Data entries
- - - -
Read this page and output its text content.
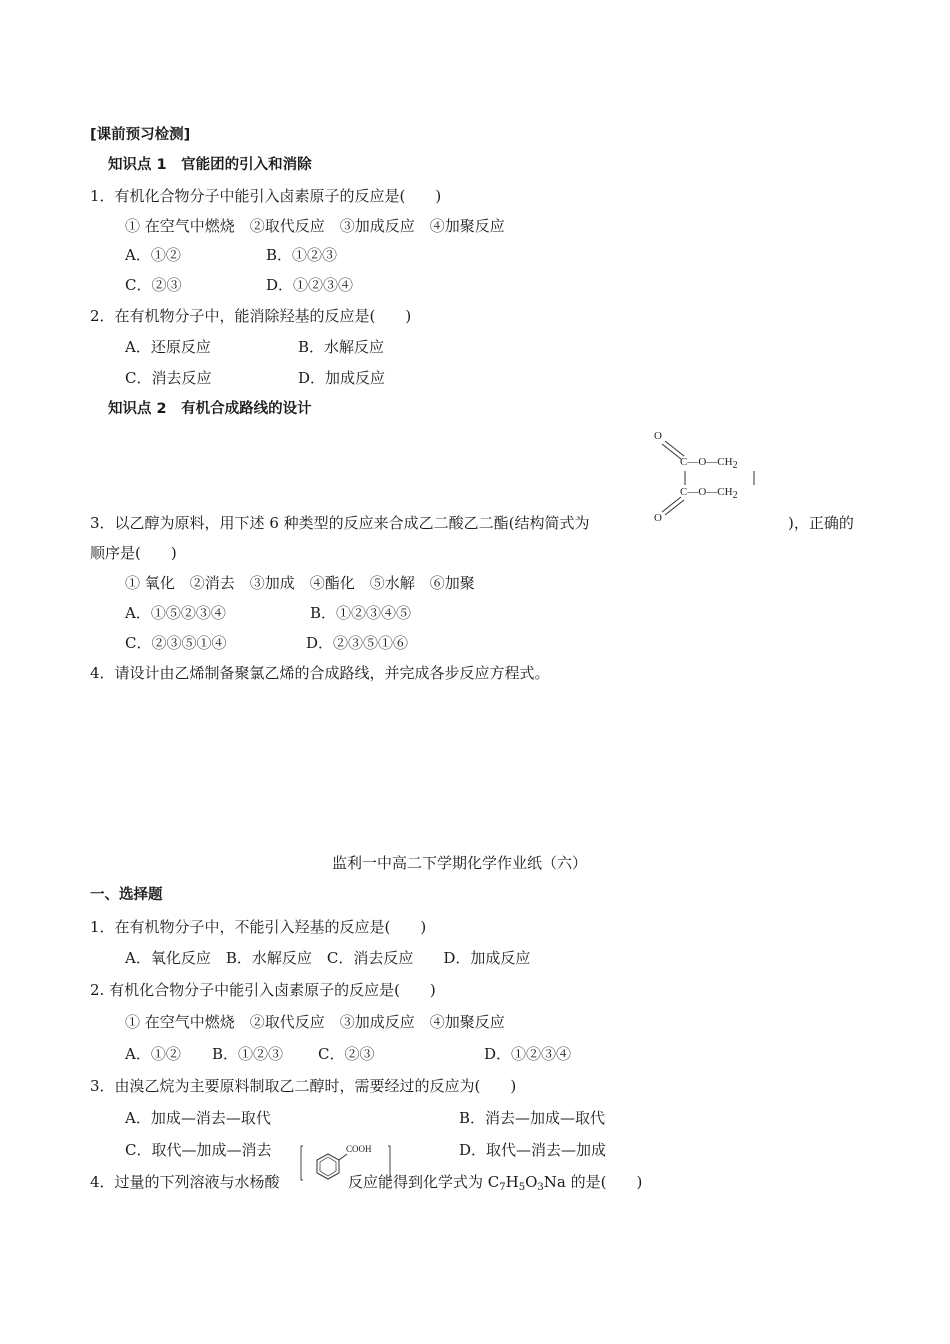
[课前预习检测]
知识点 1　官能团的引入和消除
1．有机化合物分子中能引入卤素原子的反应是(　　)
① 在空气中燃烧　②取代反应　③加成反应　④加聚反应
A．①②	B．①②③
C．②③	D．①②③④
2．在有机物分子中，能消除羟基的反应是(　　)
A．还原反应	B．水解反应
C．消去反应	D．加成反应
知识点 2　有机合成路线的设计
O
O
$C—O—CH_2$
$C—O—CH_2$
3．以乙醇为原料，用下述 6 种类型的反应来合成乙二酸乙二酯(结构简式为	)，正确的
顺序是(　　)
① 氧化　②消去　③加成　④酯化　⑤水解　⑥加聚
A．①⑤②③④	B．①②③④⑤
C．②③⑤①④	D．②③⑤①⑥
4．请设计由乙烯制备聚氯乙烯的合成路线，并完成各步反应方程式。
监利一中高二下学期化学作业纸（六）
一、选择题
1．在有机物分子中，不能引入羟基的反应是(　　)
A．氧化反应　B．水解反应　C．消去反应　　D．加成反应
2. 有机化合物分子中能引入卤素原子的反应是(　　)
① 在空气中燃烧　②取代反应　③加成反应　④加聚反应
A．①② B．①②③ C．②③	D．①②③④
3．由溴乙烷为主要原料制取乙二醇时，需要经过的反应为(　　)
A．加成—消去—取代	B．消去—加成—取代
C．取代—加成—消去	D．取代—消去—加成
COOH
4．过量的下列溶液与水杨酸	反应能得到化学式为 $C_7H_5O_3Na$ 的是(　　)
- - - -
• Prompt
Without including any pictures, output all the entries above exactly.

• Output for this task
Read this page and output its text content.
[课前预习检测]
知识点 1　官能团的引入和消除
1．有机化合物分子中能引入卤素原子的反应是(　　)
① 在空气中燃烧　②取代反应　③加成反应　④加聚反应
A．①②	B．①②③
C．②③	D．①②③④
2．在有机物分子中，能消除羟基的反应是(　　)
A．还原反应	B．水解反应
C．消去反应	D．加成反应
知识点 2　有机合成路线的设计
O
O
$C—O—CH_2$
$C—O—CH_2$
3．以乙醇为原料，用下述 6 种类型的反应来合成乙二酸乙二酯(结构简式为	)，正确的
顺序是(　　)
① 氧化　②消去　③加成　④酯化　⑤水解　⑥加聚
A．①⑤②③④	B．①②③④⑤
C．②③⑤①④	D．②③⑤①⑥
4．请设计由乙烯制备聚氯乙烯的合成路线，并完成各步反应方程式。
监利一中高二下学期化学作业纸（六）
一、选择题
1．在有机物分子中，不能引入羟基的反应是(　　)
A．氧化反应　B．水解反应　C．消去反应　　D．加成反应
2. 有机化合物分子中能引入卤素原子的反应是(　　)
① 在空气中燃烧　②取代反应　③加成反应　④加聚反应
A．①② B．①②③ C．②③	D．①②③④
3．由溴乙烷为主要原料制取乙二醇时，需要经过的反应为(　　)
A．加成—消去—取代	B．消去—加成—取代
C．取代—加成—消去	D．取代—消去—加成
COOH
4．过量的下列溶液与水杨酸	反应能得到化学式为 $C_7H_5O_3Na$ 的是(　　)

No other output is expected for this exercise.